Set problem:
Omit every picture and write out the rest of the records exactly.

Data section:

-=-=-=-=-

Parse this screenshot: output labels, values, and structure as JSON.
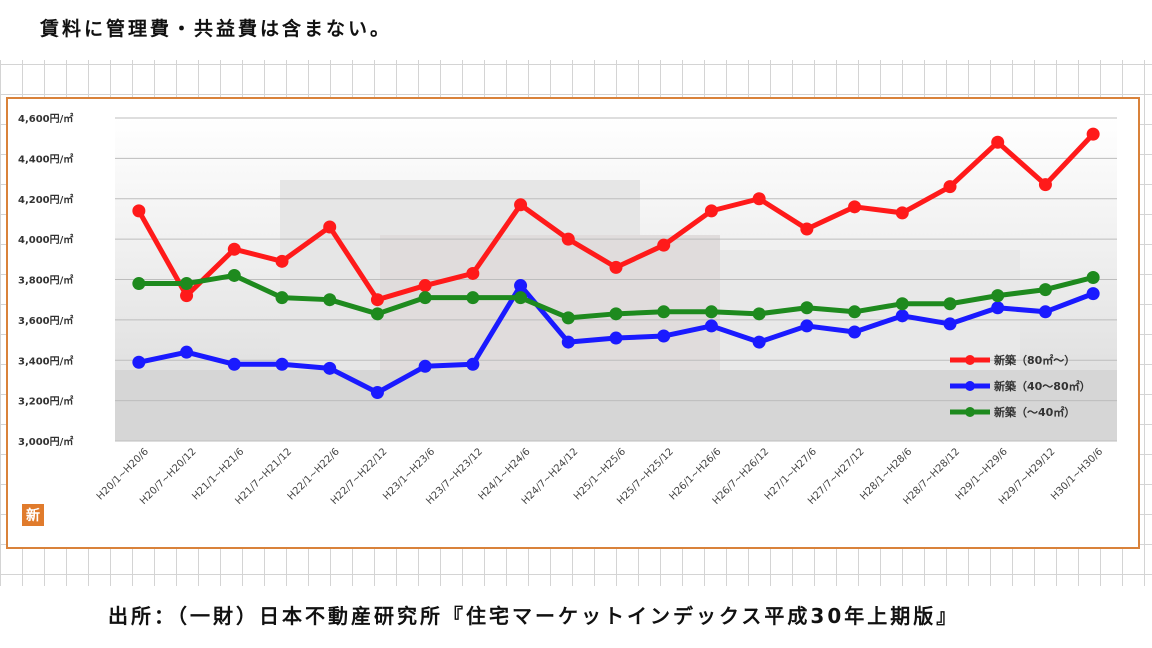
{
  "header": {
    "note": "賃料に管理費・共益費は含まない。"
  },
  "footer": {
    "source": "出所：（一財）日本不動産研究所『住宅マーケットインデックス平成30年上期版』"
  },
  "logo": {
    "char": "新"
  },
  "chart_data": {
    "type": "line",
    "title": "",
    "xlabel": "",
    "ylabel": "",
    "ylim": [
      3000,
      4600
    ],
    "yticks": [
      "4,600円/㎡",
      "4,400円/㎡",
      "4,200円/㎡",
      "4,000円/㎡",
      "3,800円/㎡",
      "3,600円/㎡",
      "3,400円/㎡",
      "3,200円/㎡",
      "3,000円/㎡"
    ],
    "categories": [
      "H20/1~H20/6",
      "H20/7~H20/12",
      "H21/1~H21/6",
      "H21/7~H21/12",
      "H22/1~H22/6",
      "H22/7~H22/12",
      "H23/1~H23/6",
      "H23/7~H23/12",
      "H24/1~H24/6",
      "H24/7~H24/12",
      "H25/1~H25/6",
      "H25/7~H25/12",
      "H26/1~H26/6",
      "H26/7~H26/12",
      "H27/1~H27/6",
      "H27/7~H27/12",
      "H28/1~H28/6",
      "H28/7~H28/12",
      "H29/1~H29/6",
      "H29/7~H29/12",
      "H30/1~H30/6"
    ],
    "legend_position": "right",
    "grid": true,
    "series": [
      {
        "name": "新築（80㎡～）",
        "color": "#ff1a1a",
        "values": [
          4140,
          3720,
          3950,
          3890,
          4060,
          3700,
          3770,
          3830,
          4170,
          4000,
          3860,
          3970,
          4140,
          4200,
          4050,
          4160,
          4130,
          4260,
          4480,
          4270,
          4520
        ]
      },
      {
        "name": "新築（40～80㎡）",
        "color": "#1a1aff",
        "values": [
          3390,
          3440,
          3380,
          3380,
          3360,
          3240,
          3370,
          3380,
          3770,
          3490,
          3510,
          3520,
          3570,
          3490,
          3570,
          3540,
          3620,
          3580,
          3660,
          3640,
          3730
        ]
      },
      {
        "name": "新築（～40㎡）",
        "color": "#1e8a1e",
        "values": [
          3780,
          3780,
          3820,
          3710,
          3700,
          3630,
          3710,
          3710,
          3710,
          3610,
          3630,
          3640,
          3640,
          3630,
          3660,
          3640,
          3680,
          3680,
          3720,
          3750,
          3810
        ]
      }
    ]
  }
}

-=-=-=-=-

Reply:
Parse this screenshot: output labels, values, and structure as JSON.
{
  "header": {
    "note": "賃料に管理費・共益費は含まない。"
  },
  "footer": {
    "source": "出所：（一財）日本不動産研究所『住宅マーケットインデックス平成30年上期版』"
  },
  "logo": {
    "char": "新"
  },
  "chart_data": {
    "type": "line",
    "title": "",
    "xlabel": "",
    "ylabel": "",
    "ylim": [
      3000,
      4600
    ],
    "yticks": [
      "4,600円/㎡",
      "4,400円/㎡",
      "4,200円/㎡",
      "4,000円/㎡",
      "3,800円/㎡",
      "3,600円/㎡",
      "3,400円/㎡",
      "3,200円/㎡",
      "3,000円/㎡"
    ],
    "categories": [
      "H20/1~H20/6",
      "H20/7~H20/12",
      "H21/1~H21/6",
      "H21/7~H21/12",
      "H22/1~H22/6",
      "H22/7~H22/12",
      "H23/1~H23/6",
      "H23/7~H23/12",
      "H24/1~H24/6",
      "H24/7~H24/12",
      "H25/1~H25/6",
      "H25/7~H25/12",
      "H26/1~H26/6",
      "H26/7~H26/12",
      "H27/1~H27/6",
      "H27/7~H27/12",
      "H28/1~H28/6",
      "H28/7~H28/12",
      "H29/1~H29/6",
      "H29/7~H29/12",
      "H30/1~H30/6"
    ],
    "legend_position": "right",
    "grid": true,
    "series": [
      {
        "name": "新築（80㎡～）",
        "color": "#ff1a1a",
        "values": [
          4140,
          3720,
          3950,
          3890,
          4060,
          3700,
          3770,
          3830,
          4170,
          4000,
          3860,
          3970,
          4140,
          4200,
          4050,
          4160,
          4130,
          4260,
          4480,
          4270,
          4520
        ]
      },
      {
        "name": "新築（40～80㎡）",
        "color": "#1a1aff",
        "values": [
          3390,
          3440,
          3380,
          3380,
          3360,
          3240,
          3370,
          3380,
          3770,
          3490,
          3510,
          3520,
          3570,
          3490,
          3570,
          3540,
          3620,
          3580,
          3660,
          3640,
          3730
        ]
      },
      {
        "name": "新築（～40㎡）",
        "color": "#1e8a1e",
        "values": [
          3780,
          3780,
          3820,
          3710,
          3700,
          3630,
          3710,
          3710,
          3710,
          3610,
          3630,
          3640,
          3640,
          3630,
          3660,
          3640,
          3680,
          3680,
          3720,
          3750,
          3810
        ]
      }
    ]
  }
}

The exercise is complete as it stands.